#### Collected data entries

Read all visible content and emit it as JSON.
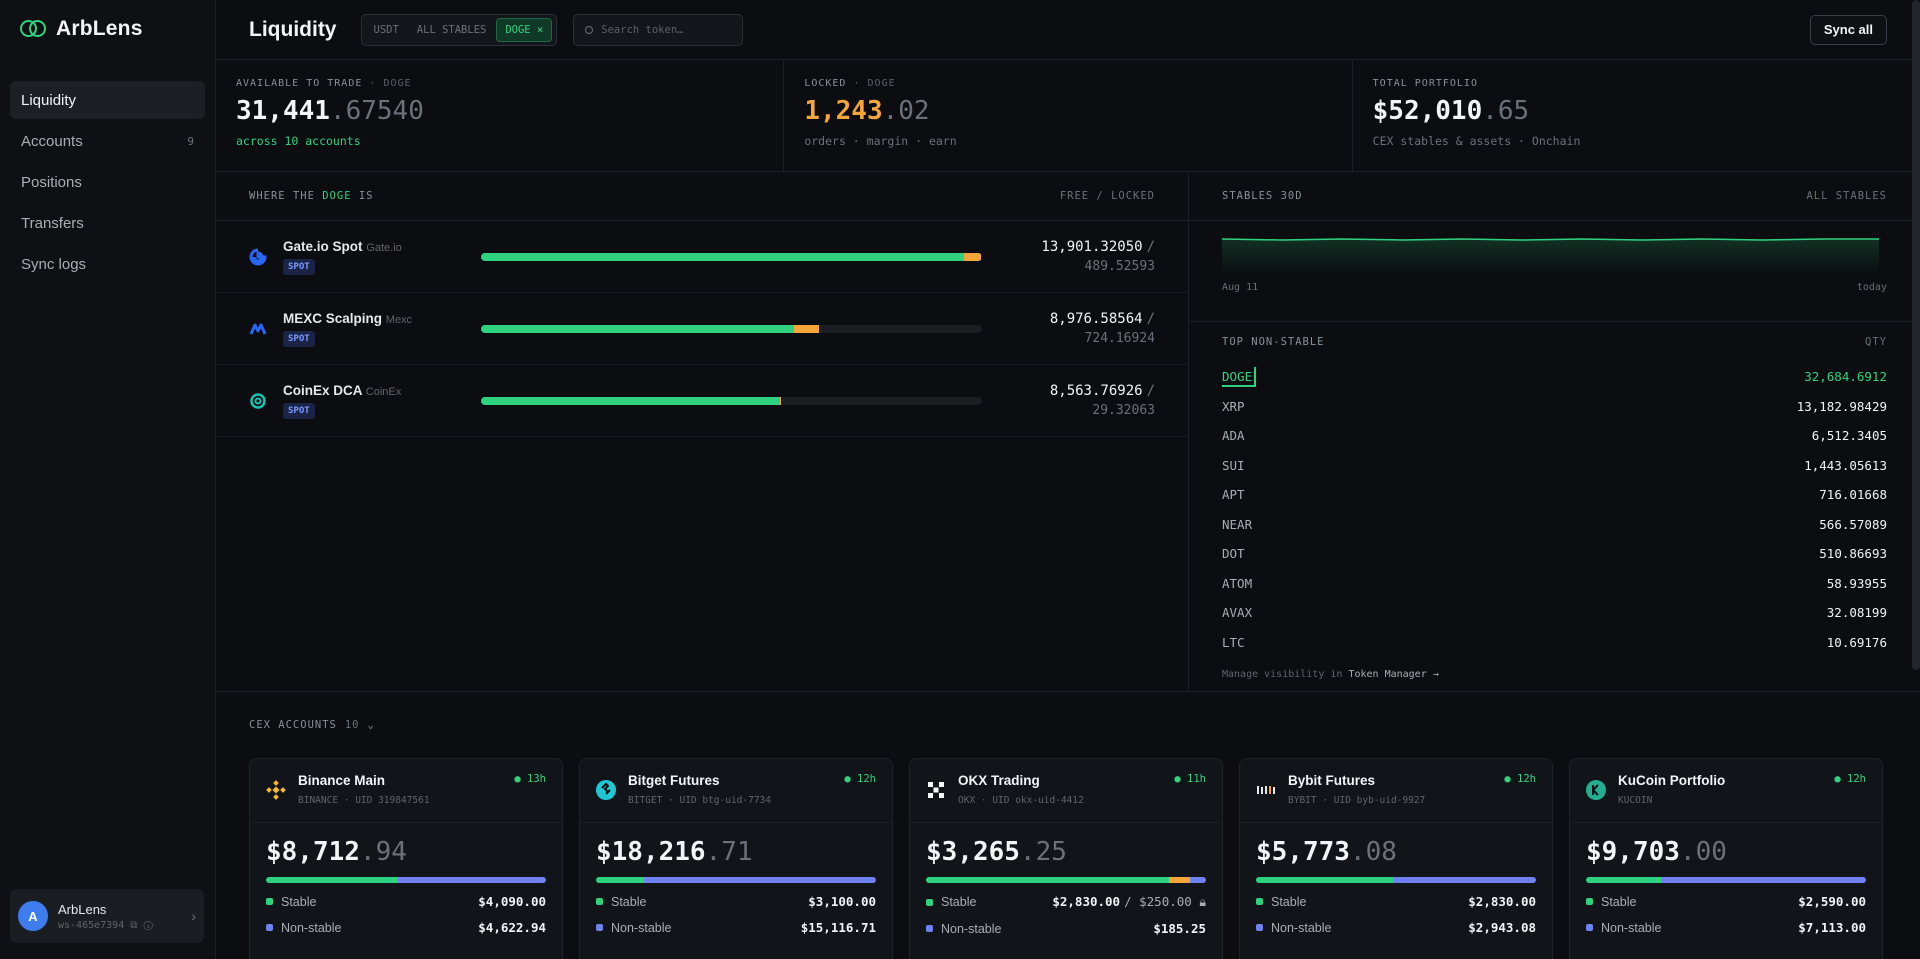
{
  "app": {
    "brand": "ArbLens"
  },
  "sidebar": {
    "items": [
      {
        "label": "Liquidity",
        "count": ""
      },
      {
        "label": "Accounts",
        "count": "9"
      },
      {
        "label": "Positions",
        "count": ""
      },
      {
        "label": "Transfers",
        "count": ""
      },
      {
        "label": "Sync logs",
        "count": ""
      }
    ],
    "user": {
      "initial": "A",
      "name": "ArbLens",
      "workspace": "ws-465e7394"
    }
  },
  "header": {
    "title": "Liquidity",
    "filters": [
      "USDT",
      "ALL STABLES",
      "DOGE ×"
    ],
    "search_placeholder": "Search token…",
    "sync_label": "Sync all"
  },
  "stats": {
    "available": {
      "label": "AVAILABLE TO TRADE",
      "token": "· DOGE",
      "int": "31,441",
      "dec": ".67540",
      "sub": "across 10 accounts"
    },
    "locked": {
      "label": "LOCKED",
      "token": "· DOGE",
      "int": "1,243",
      "dec": ".02",
      "sub": "orders · margin · earn"
    },
    "total": {
      "label": "TOTAL PORTFOLIO",
      "int": "$52,010",
      "dec": ".65",
      "sub": "CEX stables & assets · Onchain"
    }
  },
  "where": {
    "title_pre": "WHERE THE",
    "title_token": "DOGE",
    "title_post": "IS",
    "right": "FREE / LOCKED",
    "rows": [
      {
        "name": "Gate.io Spot",
        "exchange": "Gate.io",
        "badge": "SPOT",
        "free": "13,901.32050",
        "locked": "489.52593",
        "free_frac": 0.965,
        "locked_frac": 0.034,
        "color": "#2a66f6"
      },
      {
        "name": "MEXC Scalping",
        "exchange": "Mexc",
        "badge": "SPOT",
        "free": "8,976.58564",
        "locked": "724.16924",
        "free_frac": 0.625,
        "locked_frac": 0.05,
        "color": "#2a66f6"
      },
      {
        "name": "CoinEx DCA",
        "exchange": "CoinEx",
        "badge": "SPOT",
        "free": "8,563.76926",
        "locked": "29.32063",
        "free_frac": 0.596,
        "locked_frac": 0.002,
        "color": "#18c2b1"
      }
    ]
  },
  "stables_chart": {
    "title": "STABLES 30D",
    "right": "ALL STABLES",
    "x_start": "Aug 11",
    "x_end": "today",
    "color": "#2fd37f"
  },
  "top_non_stable": {
    "title": "TOP NON-STABLE",
    "right": "QTY",
    "tokens": [
      {
        "symbol": "DOGE",
        "qty": "32,684.6912"
      },
      {
        "symbol": "XRP",
        "qty": "13,182.98429"
      },
      {
        "symbol": "ADA",
        "qty": "6,512.3405"
      },
      {
        "symbol": "SUI",
        "qty": "1,443.05613"
      },
      {
        "symbol": "APT",
        "qty": "716.01668"
      },
      {
        "symbol": "NEAR",
        "qty": "566.57089"
      },
      {
        "symbol": "DOT",
        "qty": "510.86693"
      },
      {
        "symbol": "ATOM",
        "qty": "58.93955"
      },
      {
        "symbol": "AVAX",
        "qty": "32.08199"
      },
      {
        "symbol": "LTC",
        "qty": "10.69176"
      }
    ],
    "footer_pre": "Manage visibility in",
    "footer_link": "Token Manager →"
  },
  "cex": {
    "title": "CEX ACCOUNTS",
    "count": "10",
    "cards": [
      {
        "name": "Binance Main",
        "uid": "BINANCE · UID 319847561",
        "age": "● 13h",
        "int": "$8,712",
        "dec": ".94",
        "stable": "$4,090.00",
        "locked": "",
        "nonstable": "$4,622.94",
        "st_frac": 0.47,
        "lk_frac": 0,
        "icon": "binance-icon",
        "icolor": "#f3ba2f"
      },
      {
        "name": "Bitget Futures",
        "uid": "BITGET · UID btg-uid-7734",
        "age": "● 12h",
        "int": "$18,216",
        "dec": ".71",
        "stable": "$3,100.00",
        "locked": "",
        "nonstable": "$15,116.71",
        "st_frac": 0.17,
        "lk_frac": 0,
        "icon": "bitget-icon",
        "icolor": "#1fc7d4"
      },
      {
        "name": "OKX Trading",
        "uid": "OKX · UID okx-uid-4412",
        "age": "● 11h",
        "int": "$3,265",
        "dec": ".25",
        "stable": "$2,830.00",
        "locked": "/ $250.00",
        "nonstable": "$185.25",
        "st_frac": 0.867,
        "lk_frac": 0.077,
        "icon": "okx-icon",
        "icolor": "#ffffff"
      },
      {
        "name": "Bybit Futures",
        "uid": "BYBIT · UID byb-uid-9927",
        "age": "● 12h",
        "int": "$5,773",
        "dec": ".08",
        "stable": "$2,830.00",
        "locked": "",
        "nonstable": "$2,943.08",
        "st_frac": 0.49,
        "lk_frac": 0,
        "icon": "bybit-icon",
        "icolor": "#f7a600"
      },
      {
        "name": "KuCoin Portfolio",
        "uid": "KUCOIN",
        "age": "● 12h",
        "int": "$9,703",
        "dec": ".00",
        "stable": "$2,590.00",
        "locked": "",
        "nonstable": "$7,113.00",
        "st_frac": 0.267,
        "lk_frac": 0,
        "icon": "kucoin-icon",
        "icolor": "#23af91"
      }
    ],
    "stable_label": "Stable",
    "nonstable_label": "Non-stable"
  }
}
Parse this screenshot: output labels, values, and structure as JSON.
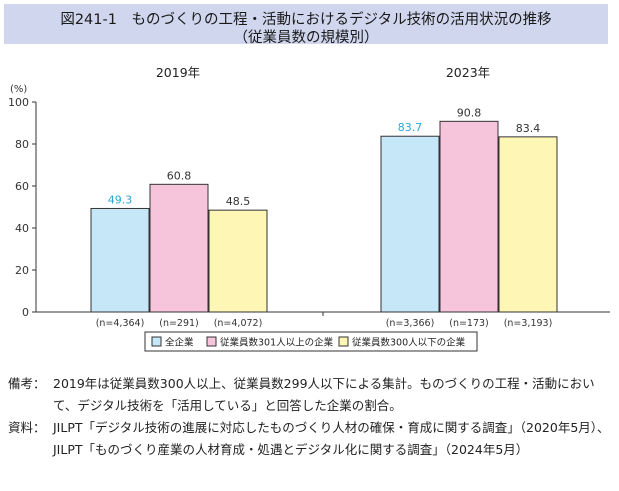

#### Aim of the task
Show every line from the listing above in which the string "icon" appears.

#### Solution below
        "icon": "binance-icon",
        "icon": "bitget-icon",
        "icon": "okx-icon",
        "icon": "bybit-icon",
        "icon": "kucoin-icon",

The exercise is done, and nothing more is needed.